(EXERCISE AIM) Copy every line that contains the string "JSON" from the entries below.

-------- RECORDS PROVIDED --------

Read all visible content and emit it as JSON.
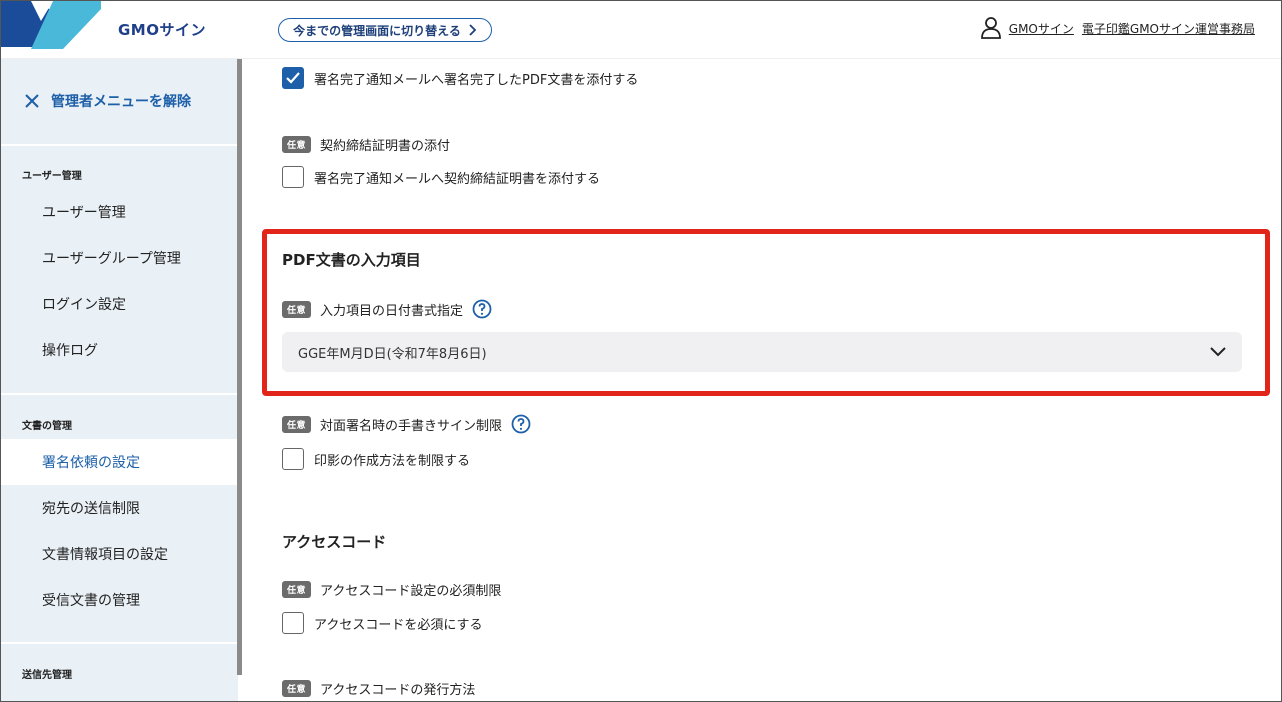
{
  "header": {
    "brand": "GMOサイン",
    "switch_button": "今までの管理画面に切り替える",
    "user_name": "GMOサイン",
    "user_org": "電子印鑑GMOサイン運営事務局"
  },
  "sidebar": {
    "close_label": "管理者メニューを解除",
    "sections": [
      {
        "title": "ユーザー管理",
        "items": [
          "ユーザー管理",
          "ユーザーグループ管理",
          "ログイン設定",
          "操作ログ"
        ]
      },
      {
        "title": "文書の管理",
        "items": [
          "署名依頼の設定",
          "宛先の送信制限",
          "文書情報項目の設定",
          "受信文書の管理"
        ]
      },
      {
        "title": "送信先管理",
        "items": []
      }
    ],
    "active_item": "署名依頼の設定"
  },
  "main": {
    "attach_pdf": {
      "label": "署名完了通知メールへ署名完了したPDF文書を添付する",
      "checked": true
    },
    "contract_cert": {
      "badge": "任意",
      "title": "契約締結証明書の添付",
      "checkbox_label": "署名完了通知メールへ契約締結証明書を添付する",
      "checked": false
    },
    "pdf_inputs": {
      "section_title": "PDF文書の入力項目",
      "badge": "任意",
      "title": "入力項目の日付書式指定",
      "select_value": "GGE年M月D日(令和7年8月6日)"
    },
    "handwritten": {
      "badge": "任意",
      "title": "対面署名時の手書きサイン制限",
      "checkbox_label": "印影の作成方法を制限する",
      "checked": false
    },
    "access_code": {
      "section_title": "アクセスコード",
      "badge": "任意",
      "title": "アクセスコード設定の必須制限",
      "checkbox_label": "アクセスコードを必須にする",
      "checked": false,
      "issue_badge": "任意",
      "issue_title": "アクセスコードの発行方法"
    }
  },
  "colors": {
    "accent": "#1d5fa8",
    "highlight": "#e1251b",
    "sidebar_bg": "#e9f0f6"
  }
}
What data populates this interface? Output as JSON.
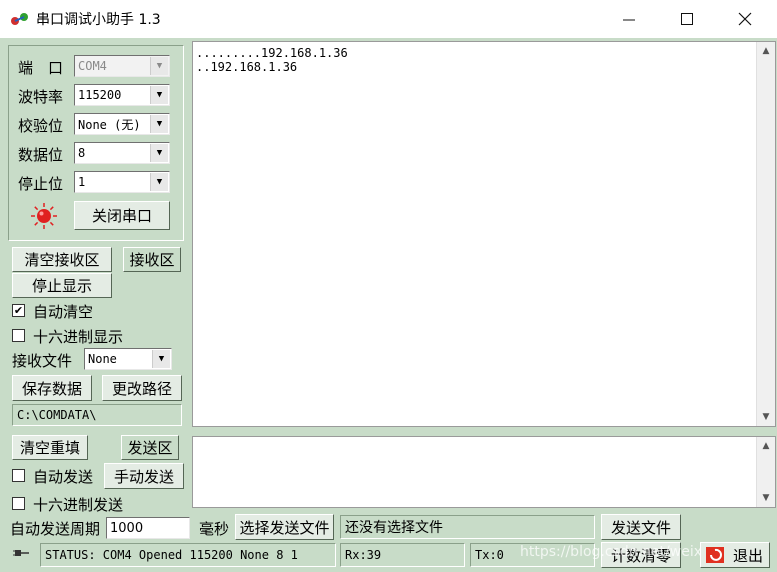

--------

(WRITTEN SOLUTION)
Read all visible content and emit it as JSON.
What data populates this interface? Output as JSON.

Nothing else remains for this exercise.